— Begin DATA SUPPLIED —
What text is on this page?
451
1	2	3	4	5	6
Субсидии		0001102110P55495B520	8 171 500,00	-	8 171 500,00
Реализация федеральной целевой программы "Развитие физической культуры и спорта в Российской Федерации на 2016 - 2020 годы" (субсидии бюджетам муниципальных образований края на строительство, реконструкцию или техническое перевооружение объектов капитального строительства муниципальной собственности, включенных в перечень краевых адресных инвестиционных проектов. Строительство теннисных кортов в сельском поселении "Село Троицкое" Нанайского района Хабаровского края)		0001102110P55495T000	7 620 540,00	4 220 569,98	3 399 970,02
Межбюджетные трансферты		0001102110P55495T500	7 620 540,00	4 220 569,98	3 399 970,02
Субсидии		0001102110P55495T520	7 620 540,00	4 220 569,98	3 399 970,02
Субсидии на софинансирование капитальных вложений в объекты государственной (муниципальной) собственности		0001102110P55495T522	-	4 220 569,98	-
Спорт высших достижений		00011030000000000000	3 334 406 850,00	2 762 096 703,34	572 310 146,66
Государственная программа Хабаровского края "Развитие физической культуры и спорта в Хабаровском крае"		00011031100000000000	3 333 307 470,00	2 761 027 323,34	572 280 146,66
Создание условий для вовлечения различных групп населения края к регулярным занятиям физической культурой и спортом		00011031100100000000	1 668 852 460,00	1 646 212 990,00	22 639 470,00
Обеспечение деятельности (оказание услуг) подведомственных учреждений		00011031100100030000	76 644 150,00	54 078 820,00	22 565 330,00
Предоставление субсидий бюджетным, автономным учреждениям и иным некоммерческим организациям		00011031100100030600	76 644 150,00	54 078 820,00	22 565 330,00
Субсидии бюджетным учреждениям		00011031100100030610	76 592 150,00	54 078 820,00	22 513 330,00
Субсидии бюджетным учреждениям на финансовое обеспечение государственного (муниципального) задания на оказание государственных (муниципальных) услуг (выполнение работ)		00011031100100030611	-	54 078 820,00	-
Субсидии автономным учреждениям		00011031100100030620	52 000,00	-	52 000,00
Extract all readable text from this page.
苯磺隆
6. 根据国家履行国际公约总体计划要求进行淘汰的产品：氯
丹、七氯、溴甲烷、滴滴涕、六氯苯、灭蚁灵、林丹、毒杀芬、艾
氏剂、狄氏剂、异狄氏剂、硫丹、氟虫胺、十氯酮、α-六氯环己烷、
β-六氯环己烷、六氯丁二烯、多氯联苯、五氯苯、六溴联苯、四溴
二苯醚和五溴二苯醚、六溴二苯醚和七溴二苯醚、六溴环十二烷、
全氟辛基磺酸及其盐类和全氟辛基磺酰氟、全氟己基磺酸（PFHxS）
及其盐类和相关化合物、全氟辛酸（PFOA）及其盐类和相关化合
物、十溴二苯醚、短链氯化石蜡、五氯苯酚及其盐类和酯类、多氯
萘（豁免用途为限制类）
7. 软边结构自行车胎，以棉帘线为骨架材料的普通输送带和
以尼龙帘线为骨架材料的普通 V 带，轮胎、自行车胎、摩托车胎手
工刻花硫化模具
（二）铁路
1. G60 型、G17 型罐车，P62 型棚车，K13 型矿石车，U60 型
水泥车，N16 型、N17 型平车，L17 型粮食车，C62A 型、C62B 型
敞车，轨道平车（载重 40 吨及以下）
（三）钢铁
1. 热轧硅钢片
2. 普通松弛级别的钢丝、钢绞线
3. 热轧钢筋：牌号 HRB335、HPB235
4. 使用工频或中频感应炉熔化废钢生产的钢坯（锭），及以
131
— End DATA SUPPLIED —
WORK REQUIRED:
Extract each entry in full and write it down exactly.

PROBLEM SOLUTION:
What text is on this page?
451
1	2	3	4	5	6
Субсидии		0001102110P55495B520	8 171 500,00	-	8 171 500,00
Реализация федеральной целевой программы "Развитие физической культуры и спорта в Российской Федерации на 2016 - 2020 годы" (субсидии бюджетам муниципальных образований края на строительство, реконструкцию или техническое перевооружение объектов капитального строительства муниципальной собственности, включенных в перечень краевых адресных инвестиционных проектов. Строительство теннисных кортов в сельском поселении "Село Троицкое" Нанайского района Хабаровского края)		0001102110P55495T000	7 620 540,00	4 220 569,98	3 399 970,02
Межбюджетные трансферты		0001102110P55495T500	7 620 540,00	4 220 569,98	3 399 970,02
Субсидии		0001102110P55495T520	7 620 540,00	4 220 569,98	3 399 970,02
Субсидии на софинансирование капитальных вложений в объекты государственной (муниципальной) собственности		0001102110P55495T522	-	4 220 569,98	-
Спорт высших достижений		00011030000000000000	3 334 406 850,00	2 762 096 703,34	572 310 146,66
Государственная программа Хабаровского края "Развитие физической культуры и спорта в Хабаровском крае"		00011031100000000000	3 333 307 470,00	2 761 027 323,34	572 280 146,66
Создание условий для вовлечения различных групп населения края к регулярным занятиям физической культурой и спортом		00011031100100000000	1 668 852 460,00	1 646 212 990,00	22 639 470,00
Обеспечение деятельности (оказание услуг) подведомственных учреждений		00011031100100030000	76 644 150,00	54 078 820,00	22 565 330,00
Предоставление субсидий бюджетным, автономным учреждениям и иным некоммерческим организациям		00011031100100030600	76 644 150,00	54 078 820,00	22 565 330,00
Субсидии бюджетным учреждениям		00011031100100030610	76 592 150,00	54 078 820,00	22 513 330,00
Субсидии бюджетным учреждениям на финансовое обеспечение государственного (муниципального) задания на оказание государственных (муниципальных) услуг (выполнение работ)		00011031100100030611	-	54 078 820,00	-
Субсидии автономным учреждениям		00011031100100030620	52 000,00	-	52 000,00
Extract all readable text from this page.
苯磺隆
6. 根据国家履行国际公约总体计划要求进行淘汰的产品：氯
丹、七氯、溴甲烷、滴滴涕、六氯苯、灭蚁灵、林丹、毒杀芬、艾
氏剂、狄氏剂、异狄氏剂、硫丹、氟虫胺、十氯酮、α-六氯环己烷、
β-六氯环己烷、六氯丁二烯、多氯联苯、五氯苯、六溴联苯、四溴
二苯醚和五溴二苯醚、六溴二苯醚和七溴二苯醚、六溴环十二烷、
全氟辛基磺酸及其盐类和全氟辛基磺酰氟、全氟己基磺酸（PFHxS）
及其盐类和相关化合物、全氟辛酸（PFOA）及其盐类和相关化合
物、十溴二苯醚、短链氯化石蜡、五氯苯酚及其盐类和酯类、多氯
萘（豁免用途为限制类）
7. 软边结构自行车胎，以棉帘线为骨架材料的普通输送带和
以尼龙帘线为骨架材料的普通 V 带，轮胎、自行车胎、摩托车胎手
工刻花硫化模具
（二）铁路
1. G60 型、G17 型罐车，P62 型棚车，K13 型矿石车，U60 型
水泥车，N16 型、N17 型平车，L17 型粮食车，C62A 型、C62B 型
敞车，轨道平车（载重 40 吨及以下）
（三）钢铁
1. 热轧硅钢片
2. 普通松弛级别的钢丝、钢绞线
3. 热轧钢筋：牌号 HRB335、HPB235
4. 使用工频或中频感应炉熔化废钢生产的钢坯（锭），及以
131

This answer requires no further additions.